TO DO >> Transcribe all records exactly.

ENTRIES >>
— begin —

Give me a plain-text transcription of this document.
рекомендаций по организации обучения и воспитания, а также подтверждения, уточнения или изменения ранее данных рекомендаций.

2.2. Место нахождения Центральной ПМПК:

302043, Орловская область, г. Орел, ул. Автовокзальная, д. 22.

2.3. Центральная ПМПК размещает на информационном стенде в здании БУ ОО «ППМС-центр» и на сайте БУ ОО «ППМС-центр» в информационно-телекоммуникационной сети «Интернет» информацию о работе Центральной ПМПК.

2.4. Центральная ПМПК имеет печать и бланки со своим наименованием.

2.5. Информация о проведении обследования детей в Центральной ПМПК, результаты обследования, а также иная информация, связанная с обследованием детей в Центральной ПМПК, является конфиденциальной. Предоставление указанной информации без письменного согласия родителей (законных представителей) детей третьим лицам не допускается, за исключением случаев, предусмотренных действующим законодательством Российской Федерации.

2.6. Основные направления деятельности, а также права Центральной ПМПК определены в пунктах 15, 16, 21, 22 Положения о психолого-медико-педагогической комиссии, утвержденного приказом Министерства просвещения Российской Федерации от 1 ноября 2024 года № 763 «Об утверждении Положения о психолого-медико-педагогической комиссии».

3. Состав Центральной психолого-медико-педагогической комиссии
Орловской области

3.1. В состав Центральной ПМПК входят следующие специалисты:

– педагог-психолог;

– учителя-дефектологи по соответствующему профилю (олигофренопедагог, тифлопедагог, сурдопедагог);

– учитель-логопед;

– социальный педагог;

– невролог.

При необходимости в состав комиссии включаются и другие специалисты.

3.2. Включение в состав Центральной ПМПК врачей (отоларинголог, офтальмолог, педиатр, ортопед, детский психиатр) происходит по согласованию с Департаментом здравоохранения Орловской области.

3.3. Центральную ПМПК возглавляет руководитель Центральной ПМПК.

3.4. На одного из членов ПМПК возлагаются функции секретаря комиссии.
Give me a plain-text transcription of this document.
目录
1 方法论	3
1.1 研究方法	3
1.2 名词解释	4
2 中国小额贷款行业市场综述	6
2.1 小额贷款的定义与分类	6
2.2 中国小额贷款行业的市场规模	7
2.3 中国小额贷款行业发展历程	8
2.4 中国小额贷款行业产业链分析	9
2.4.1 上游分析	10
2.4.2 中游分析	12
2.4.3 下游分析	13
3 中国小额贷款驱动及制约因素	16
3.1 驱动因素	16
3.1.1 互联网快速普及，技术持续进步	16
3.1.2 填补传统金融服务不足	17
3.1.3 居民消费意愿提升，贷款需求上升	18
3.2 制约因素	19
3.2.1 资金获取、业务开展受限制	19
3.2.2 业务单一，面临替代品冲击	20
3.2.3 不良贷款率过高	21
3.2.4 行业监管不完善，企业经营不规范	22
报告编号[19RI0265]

— end —

WORKED SOLUTION >>
Give me a plain-text transcription of this document.
рекомендаций по организации обучения и воспитания, а также подтверждения, уточнения или изменения ранее данных рекомендаций.

2.2. Место нахождения Центральной ПМПК:

302043, Орловская область, г. Орел, ул. Автовокзальная, д. 22.

2.3. Центральная ПМПК размещает на информационном стенде в здании БУ ОО «ППМС-центр» и на сайте БУ ОО «ППМС-центр» в информационно-телекоммуникационной сети «Интернет» информацию о работе Центральной ПМПК.

2.4. Центральная ПМПК имеет печать и бланки со своим наименованием.

2.5. Информация о проведении обследования детей в Центральной ПМПК, результаты обследования, а также иная информация, связанная с обследованием детей в Центральной ПМПК, является конфиденциальной. Предоставление указанной информации без письменного согласия родителей (законных представителей) детей третьим лицам не допускается, за исключением случаев, предусмотренных действующим законодательством Российской Федерации.

2.6. Основные направления деятельности, а также права Центральной ПМПК определены в пунктах 15, 16, 21, 22 Положения о психолого-медико-педагогической комиссии, утвержденного приказом Министерства просвещения Российской Федерации от 1 ноября 2024 года № 763 «Об утверждении Положения о психолого-медико-педагогической комиссии».

3. Состав Центральной психолого-медико-педагогической комиссии
Орловской области

3.1. В состав Центральной ПМПК входят следующие специалисты:

– педагог-психолог;

– учителя-дефектологи по соответствующему профилю (олигофренопедагог, тифлопедагог, сурдопедагог);

– учитель-логопед;

– социальный педагог;

– невролог.

При необходимости в состав комиссии включаются и другие специалисты.

3.2. Включение в состав Центральной ПМПК врачей (отоларинголог, офтальмолог, педиатр, ортопед, детский психиатр) происходит по согласованию с Департаментом здравоохранения Орловской области.

3.3. Центральную ПМПК возглавляет руководитель Центральной ПМПК.

3.4. На одного из членов ПМПК возлагаются функции секретаря комиссии.
Give me a plain-text transcription of this document.
目录
1 方法论	3
1.1 研究方法	3
1.2 名词解释	4
2 中国小额贷款行业市场综述	6
2.1 小额贷款的定义与分类	6
2.2 中国小额贷款行业的市场规模	7
2.3 中国小额贷款行业发展历程	8
2.4 中国小额贷款行业产业链分析	9
2.4.1 上游分析	10
2.4.2 中游分析	12
2.4.3 下游分析	13
3 中国小额贷款驱动及制约因素	16
3.1 驱动因素	16
3.1.1 互联网快速普及，技术持续进步	16
3.1.2 填补传统金融服务不足	17
3.1.3 居民消费意愿提升，贷款需求上升	18
3.2 制约因素	19
3.2.1 资金获取、业务开展受限制	19
3.2.2 业务单一，面临替代品冲击	20
3.2.3 不良贷款率过高	21
3.2.4 行业监管不完善，企业经营不规范	22
报告编号[19RI0265]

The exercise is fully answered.